[Gestellte Aufgabe] Gib die Zeilen vom Anfang der folgenden Auflistung bis einschließlich der Zeile mit „y-tick-label: 2.5 <box>42 66 63 81</box>“ unverändert wieder.

[Positionsdaten der Elemente]
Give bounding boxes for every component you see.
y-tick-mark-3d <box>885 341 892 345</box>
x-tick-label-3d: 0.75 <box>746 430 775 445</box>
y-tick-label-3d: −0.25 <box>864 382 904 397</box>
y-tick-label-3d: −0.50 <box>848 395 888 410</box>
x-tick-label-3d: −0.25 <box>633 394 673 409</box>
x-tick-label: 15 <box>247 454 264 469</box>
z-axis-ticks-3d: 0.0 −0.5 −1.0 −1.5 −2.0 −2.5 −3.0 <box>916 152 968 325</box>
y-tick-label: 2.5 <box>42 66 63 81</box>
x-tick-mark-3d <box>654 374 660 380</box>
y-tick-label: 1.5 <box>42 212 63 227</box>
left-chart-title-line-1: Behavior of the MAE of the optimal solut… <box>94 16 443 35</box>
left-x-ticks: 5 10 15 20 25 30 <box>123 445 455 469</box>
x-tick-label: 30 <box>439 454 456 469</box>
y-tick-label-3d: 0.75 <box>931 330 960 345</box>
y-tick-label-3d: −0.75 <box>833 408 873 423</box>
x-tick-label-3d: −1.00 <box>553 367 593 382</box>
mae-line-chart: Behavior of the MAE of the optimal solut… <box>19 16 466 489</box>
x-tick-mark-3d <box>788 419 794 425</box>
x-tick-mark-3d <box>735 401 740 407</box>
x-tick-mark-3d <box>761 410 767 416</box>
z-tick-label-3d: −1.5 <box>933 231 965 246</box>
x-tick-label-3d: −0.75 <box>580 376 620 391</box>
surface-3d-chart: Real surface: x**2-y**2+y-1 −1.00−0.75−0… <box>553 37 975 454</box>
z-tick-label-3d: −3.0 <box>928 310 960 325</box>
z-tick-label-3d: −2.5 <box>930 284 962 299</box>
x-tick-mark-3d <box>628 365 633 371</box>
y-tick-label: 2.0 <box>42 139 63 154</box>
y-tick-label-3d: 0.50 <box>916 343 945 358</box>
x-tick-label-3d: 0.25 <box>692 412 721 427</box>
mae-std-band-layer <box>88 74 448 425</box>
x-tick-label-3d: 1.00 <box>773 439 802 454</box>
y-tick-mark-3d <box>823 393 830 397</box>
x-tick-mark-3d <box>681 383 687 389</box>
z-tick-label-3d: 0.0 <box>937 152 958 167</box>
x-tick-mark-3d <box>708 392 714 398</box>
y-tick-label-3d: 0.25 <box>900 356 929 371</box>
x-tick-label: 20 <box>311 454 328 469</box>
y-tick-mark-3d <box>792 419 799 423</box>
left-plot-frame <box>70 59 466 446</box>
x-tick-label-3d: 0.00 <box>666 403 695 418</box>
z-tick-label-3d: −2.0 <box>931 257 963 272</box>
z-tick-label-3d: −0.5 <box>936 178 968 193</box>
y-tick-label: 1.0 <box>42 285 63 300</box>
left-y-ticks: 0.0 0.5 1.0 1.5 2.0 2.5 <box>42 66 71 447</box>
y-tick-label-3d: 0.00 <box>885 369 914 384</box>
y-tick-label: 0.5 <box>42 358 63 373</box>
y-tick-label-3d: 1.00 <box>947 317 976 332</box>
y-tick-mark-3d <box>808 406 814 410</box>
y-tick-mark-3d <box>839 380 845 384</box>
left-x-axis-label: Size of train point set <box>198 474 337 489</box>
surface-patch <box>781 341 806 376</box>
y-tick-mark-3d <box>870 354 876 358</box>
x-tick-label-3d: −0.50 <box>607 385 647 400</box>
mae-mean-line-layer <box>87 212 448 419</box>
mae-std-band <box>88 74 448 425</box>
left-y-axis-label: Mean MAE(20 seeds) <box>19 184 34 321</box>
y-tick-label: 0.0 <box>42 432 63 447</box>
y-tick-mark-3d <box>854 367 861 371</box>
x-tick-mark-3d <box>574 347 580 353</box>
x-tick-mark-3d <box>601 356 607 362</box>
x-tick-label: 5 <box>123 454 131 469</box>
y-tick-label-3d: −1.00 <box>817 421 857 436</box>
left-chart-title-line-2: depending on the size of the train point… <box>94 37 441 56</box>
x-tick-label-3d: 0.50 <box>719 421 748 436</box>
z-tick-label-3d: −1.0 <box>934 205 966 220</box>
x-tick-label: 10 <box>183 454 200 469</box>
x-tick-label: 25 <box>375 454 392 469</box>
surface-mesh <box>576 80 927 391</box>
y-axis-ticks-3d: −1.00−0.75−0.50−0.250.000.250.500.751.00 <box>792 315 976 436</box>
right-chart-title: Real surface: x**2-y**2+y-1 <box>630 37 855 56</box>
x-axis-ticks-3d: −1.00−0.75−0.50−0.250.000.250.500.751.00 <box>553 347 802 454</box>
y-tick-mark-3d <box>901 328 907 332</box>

[Ergebnis]
Give bounding boxes for every component you see.
y-tick-mark-3d <box>885 341 892 345</box>
x-tick-label-3d: 0.75 <box>746 430 775 445</box>
y-tick-label-3d: −0.25 <box>864 382 904 397</box>
y-tick-label-3d: −0.50 <box>848 395 888 410</box>
x-tick-label-3d: −0.25 <box>633 394 673 409</box>
x-tick-label: 15 <box>247 454 264 469</box>
z-axis-ticks-3d: 0.0 −0.5 −1.0 −1.5 −2.0 −2.5 −3.0 <box>916 152 968 325</box>
y-tick-label: 2.5 <box>42 66 63 81</box>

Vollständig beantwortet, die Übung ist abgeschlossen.